***** INFORMATION SHOWN

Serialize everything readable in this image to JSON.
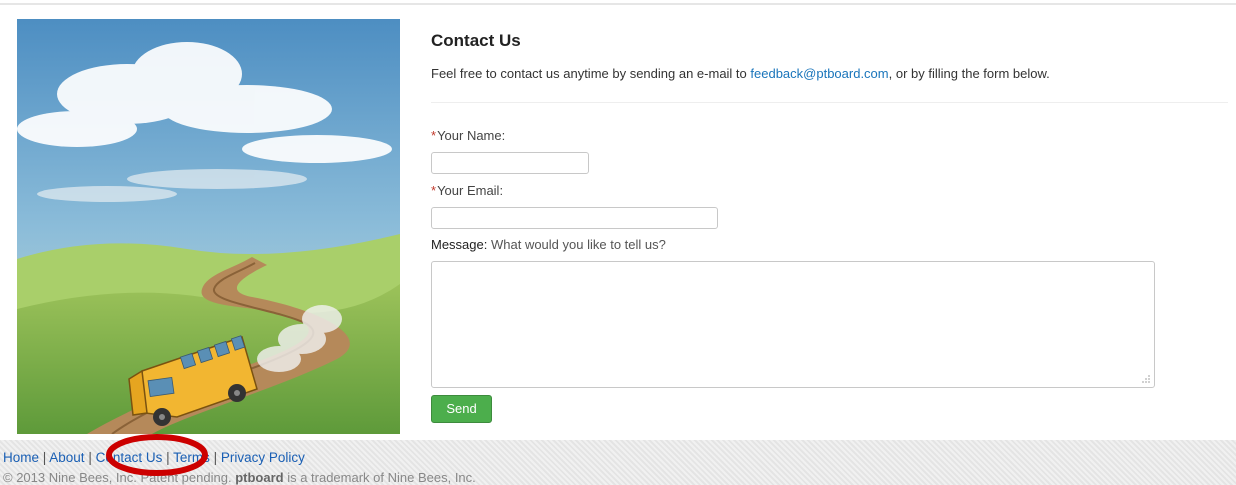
{
  "contact": {
    "title": "Contact Us",
    "intro_before": "Feel free to contact us anytime by sending an e-mail to ",
    "email_link": "feedback@ptboard.com",
    "intro_after": ", or by filling the form below.",
    "name_required": "*",
    "name_label": "Your Name:",
    "name_value": "",
    "email_required": "*",
    "email_label": "Your Email:",
    "email_value": "",
    "message_label": "Message:",
    "message_hint": " What would you like to tell us?",
    "message_value": "",
    "send_label": "Send"
  },
  "footer": {
    "links": [
      "Home",
      "About",
      "Contact Us",
      "Terms",
      "Privacy Policy"
    ],
    "separator": " | ",
    "copyright_before": "© 2013 Nine Bees, Inc. Patent pending. ",
    "brand": "ptboard",
    "copyright_after": " is a trademark of Nine Bees, Inc."
  },
  "colors": {
    "link": "#1a75bb",
    "send_button": "#4cae4c",
    "required_asterisk": "#c0392b",
    "highlight_annotation": "#cc0000"
  }
}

**********

**WHAT IS EXPECTED**.
Print out every entry above without changing a word, and leave out the pictures.

**EXPECTED ANSWER**.
Serialize everything readable in this image to JSON.
{
  "contact": {
    "title": "Contact Us",
    "intro_before": "Feel free to contact us anytime by sending an e-mail to ",
    "email_link": "feedback@ptboard.com",
    "intro_after": ", or by filling the form below.",
    "name_required": "*",
    "name_label": "Your Name:",
    "name_value": "",
    "email_required": "*",
    "email_label": "Your Email:",
    "email_value": "",
    "message_label": "Message:",
    "message_hint": " What would you like to tell us?",
    "message_value": "",
    "send_label": "Send"
  },
  "footer": {
    "links": [
      "Home",
      "About",
      "Contact Us",
      "Terms",
      "Privacy Policy"
    ],
    "separator": " | ",
    "copyright_before": "© 2013 Nine Bees, Inc. Patent pending. ",
    "brand": "ptboard",
    "copyright_after": " is a trademark of Nine Bees, Inc."
  },
  "colors": {
    "link": "#1a75bb",
    "send_button": "#4cae4c",
    "required_asterisk": "#c0392b",
    "highlight_annotation": "#cc0000"
  }
}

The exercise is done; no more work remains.